EXERCISE: Read the records below. Copy each line where the string "graphic" occurs.

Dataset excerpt
## start

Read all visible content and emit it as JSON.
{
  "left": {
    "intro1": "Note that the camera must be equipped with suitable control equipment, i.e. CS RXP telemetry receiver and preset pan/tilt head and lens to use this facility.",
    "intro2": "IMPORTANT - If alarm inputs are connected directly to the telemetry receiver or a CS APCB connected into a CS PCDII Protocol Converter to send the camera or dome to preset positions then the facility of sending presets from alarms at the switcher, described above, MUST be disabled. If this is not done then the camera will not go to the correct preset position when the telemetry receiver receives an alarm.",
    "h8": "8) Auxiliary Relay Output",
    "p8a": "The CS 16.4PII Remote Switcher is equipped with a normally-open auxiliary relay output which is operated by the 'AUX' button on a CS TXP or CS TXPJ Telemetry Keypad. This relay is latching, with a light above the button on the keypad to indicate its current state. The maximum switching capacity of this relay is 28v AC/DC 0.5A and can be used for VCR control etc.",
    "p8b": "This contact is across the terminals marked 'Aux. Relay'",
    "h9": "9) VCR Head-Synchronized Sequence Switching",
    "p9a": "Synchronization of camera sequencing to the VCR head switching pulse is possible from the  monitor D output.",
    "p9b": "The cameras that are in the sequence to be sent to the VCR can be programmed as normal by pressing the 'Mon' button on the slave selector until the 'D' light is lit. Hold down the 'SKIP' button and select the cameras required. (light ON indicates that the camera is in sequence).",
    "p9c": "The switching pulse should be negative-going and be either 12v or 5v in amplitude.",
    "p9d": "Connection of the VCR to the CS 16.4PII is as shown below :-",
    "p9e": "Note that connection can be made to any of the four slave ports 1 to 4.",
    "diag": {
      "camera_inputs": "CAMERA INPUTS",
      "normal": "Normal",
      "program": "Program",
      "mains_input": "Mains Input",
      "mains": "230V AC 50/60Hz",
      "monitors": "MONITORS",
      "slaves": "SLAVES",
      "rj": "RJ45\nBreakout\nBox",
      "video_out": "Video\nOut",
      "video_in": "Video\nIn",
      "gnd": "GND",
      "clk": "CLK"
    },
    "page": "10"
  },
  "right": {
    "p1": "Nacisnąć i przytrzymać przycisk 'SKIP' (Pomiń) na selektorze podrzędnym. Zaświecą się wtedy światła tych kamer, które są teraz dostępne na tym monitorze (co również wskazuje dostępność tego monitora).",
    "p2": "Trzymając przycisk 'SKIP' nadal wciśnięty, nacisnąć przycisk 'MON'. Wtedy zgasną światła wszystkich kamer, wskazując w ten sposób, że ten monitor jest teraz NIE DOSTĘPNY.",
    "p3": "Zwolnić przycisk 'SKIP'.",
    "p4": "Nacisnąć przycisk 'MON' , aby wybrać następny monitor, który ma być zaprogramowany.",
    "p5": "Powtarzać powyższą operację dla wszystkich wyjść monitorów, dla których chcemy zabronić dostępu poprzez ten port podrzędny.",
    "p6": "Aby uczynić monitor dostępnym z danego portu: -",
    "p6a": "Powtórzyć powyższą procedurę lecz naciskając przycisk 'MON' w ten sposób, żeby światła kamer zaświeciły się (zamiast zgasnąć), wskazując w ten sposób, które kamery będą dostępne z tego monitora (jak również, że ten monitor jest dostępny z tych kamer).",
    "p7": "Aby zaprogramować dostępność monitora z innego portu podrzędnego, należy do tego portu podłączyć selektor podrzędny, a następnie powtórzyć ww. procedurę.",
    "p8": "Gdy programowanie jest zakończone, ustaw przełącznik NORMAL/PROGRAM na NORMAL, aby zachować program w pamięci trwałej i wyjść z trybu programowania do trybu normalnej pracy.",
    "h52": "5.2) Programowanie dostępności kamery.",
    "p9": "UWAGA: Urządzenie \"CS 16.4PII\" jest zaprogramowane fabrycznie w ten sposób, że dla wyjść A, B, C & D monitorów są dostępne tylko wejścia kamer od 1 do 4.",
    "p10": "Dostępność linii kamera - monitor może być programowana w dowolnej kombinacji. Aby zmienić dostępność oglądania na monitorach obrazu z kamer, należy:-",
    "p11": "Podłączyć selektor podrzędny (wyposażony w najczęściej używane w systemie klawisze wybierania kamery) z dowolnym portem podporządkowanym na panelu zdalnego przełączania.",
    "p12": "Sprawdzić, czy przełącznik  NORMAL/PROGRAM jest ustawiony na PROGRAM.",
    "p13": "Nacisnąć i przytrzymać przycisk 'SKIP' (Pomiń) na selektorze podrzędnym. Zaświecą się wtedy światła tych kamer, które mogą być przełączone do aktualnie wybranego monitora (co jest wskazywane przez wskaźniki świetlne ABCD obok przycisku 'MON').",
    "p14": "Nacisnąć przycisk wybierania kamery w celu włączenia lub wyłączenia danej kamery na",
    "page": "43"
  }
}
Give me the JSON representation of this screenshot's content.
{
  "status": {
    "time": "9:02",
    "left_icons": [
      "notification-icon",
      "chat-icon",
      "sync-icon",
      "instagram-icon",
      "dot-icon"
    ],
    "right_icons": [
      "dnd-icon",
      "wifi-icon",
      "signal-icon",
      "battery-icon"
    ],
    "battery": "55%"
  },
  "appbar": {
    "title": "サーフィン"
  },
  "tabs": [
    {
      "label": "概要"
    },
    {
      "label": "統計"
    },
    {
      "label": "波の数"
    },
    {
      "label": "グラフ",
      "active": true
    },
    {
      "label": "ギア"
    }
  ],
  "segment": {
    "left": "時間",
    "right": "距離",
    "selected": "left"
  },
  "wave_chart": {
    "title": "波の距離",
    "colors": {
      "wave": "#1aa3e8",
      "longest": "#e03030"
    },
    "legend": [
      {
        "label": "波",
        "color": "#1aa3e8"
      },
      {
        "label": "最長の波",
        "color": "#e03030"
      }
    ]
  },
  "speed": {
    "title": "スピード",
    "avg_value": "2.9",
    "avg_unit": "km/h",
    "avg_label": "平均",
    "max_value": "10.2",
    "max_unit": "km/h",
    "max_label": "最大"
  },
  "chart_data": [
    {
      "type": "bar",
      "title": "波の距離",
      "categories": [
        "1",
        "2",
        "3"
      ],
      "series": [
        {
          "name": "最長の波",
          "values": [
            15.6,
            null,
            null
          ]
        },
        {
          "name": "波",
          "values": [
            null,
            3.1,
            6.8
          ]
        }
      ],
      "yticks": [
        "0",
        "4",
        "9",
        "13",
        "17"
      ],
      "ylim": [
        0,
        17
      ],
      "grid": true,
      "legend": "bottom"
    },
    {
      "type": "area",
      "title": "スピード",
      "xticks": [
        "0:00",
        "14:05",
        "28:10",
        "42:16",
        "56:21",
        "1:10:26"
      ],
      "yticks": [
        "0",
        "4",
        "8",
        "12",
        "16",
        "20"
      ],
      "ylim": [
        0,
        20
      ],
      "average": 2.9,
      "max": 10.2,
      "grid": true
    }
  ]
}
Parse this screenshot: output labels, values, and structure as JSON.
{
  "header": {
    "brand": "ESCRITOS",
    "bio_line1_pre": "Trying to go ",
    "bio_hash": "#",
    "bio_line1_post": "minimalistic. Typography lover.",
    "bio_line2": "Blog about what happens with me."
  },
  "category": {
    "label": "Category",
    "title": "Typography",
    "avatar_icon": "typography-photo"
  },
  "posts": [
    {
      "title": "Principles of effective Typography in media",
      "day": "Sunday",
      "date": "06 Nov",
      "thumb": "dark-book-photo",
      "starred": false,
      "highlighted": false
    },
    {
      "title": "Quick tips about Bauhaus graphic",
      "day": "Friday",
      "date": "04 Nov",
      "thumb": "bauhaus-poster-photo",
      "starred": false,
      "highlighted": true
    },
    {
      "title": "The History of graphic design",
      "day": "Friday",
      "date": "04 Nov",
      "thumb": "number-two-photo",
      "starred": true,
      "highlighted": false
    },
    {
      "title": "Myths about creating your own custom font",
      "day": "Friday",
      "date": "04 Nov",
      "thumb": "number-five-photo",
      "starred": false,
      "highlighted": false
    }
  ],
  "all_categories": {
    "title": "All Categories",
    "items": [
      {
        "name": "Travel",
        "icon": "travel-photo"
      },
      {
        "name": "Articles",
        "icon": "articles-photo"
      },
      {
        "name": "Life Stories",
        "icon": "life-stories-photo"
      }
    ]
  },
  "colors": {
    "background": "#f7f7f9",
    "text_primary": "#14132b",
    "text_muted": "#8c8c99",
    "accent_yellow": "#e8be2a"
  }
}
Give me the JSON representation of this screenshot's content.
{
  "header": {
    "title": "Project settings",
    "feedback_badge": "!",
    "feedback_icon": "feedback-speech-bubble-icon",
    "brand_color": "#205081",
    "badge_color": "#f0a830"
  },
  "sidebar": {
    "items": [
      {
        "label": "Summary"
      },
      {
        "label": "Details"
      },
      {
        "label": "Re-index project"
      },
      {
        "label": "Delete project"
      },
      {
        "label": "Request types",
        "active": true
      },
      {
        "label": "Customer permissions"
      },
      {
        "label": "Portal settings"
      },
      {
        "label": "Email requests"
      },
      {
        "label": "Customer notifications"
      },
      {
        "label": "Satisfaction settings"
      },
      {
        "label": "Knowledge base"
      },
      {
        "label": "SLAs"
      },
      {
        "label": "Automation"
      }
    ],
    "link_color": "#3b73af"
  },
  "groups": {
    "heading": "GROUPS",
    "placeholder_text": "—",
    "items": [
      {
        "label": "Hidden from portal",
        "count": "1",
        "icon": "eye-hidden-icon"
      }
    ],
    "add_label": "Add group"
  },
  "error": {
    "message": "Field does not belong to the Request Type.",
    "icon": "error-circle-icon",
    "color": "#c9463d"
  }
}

## end

RESULT BELOW:
      "title": "Quick tips about Bauhaus graphic",
      "title": "The History of graphic design",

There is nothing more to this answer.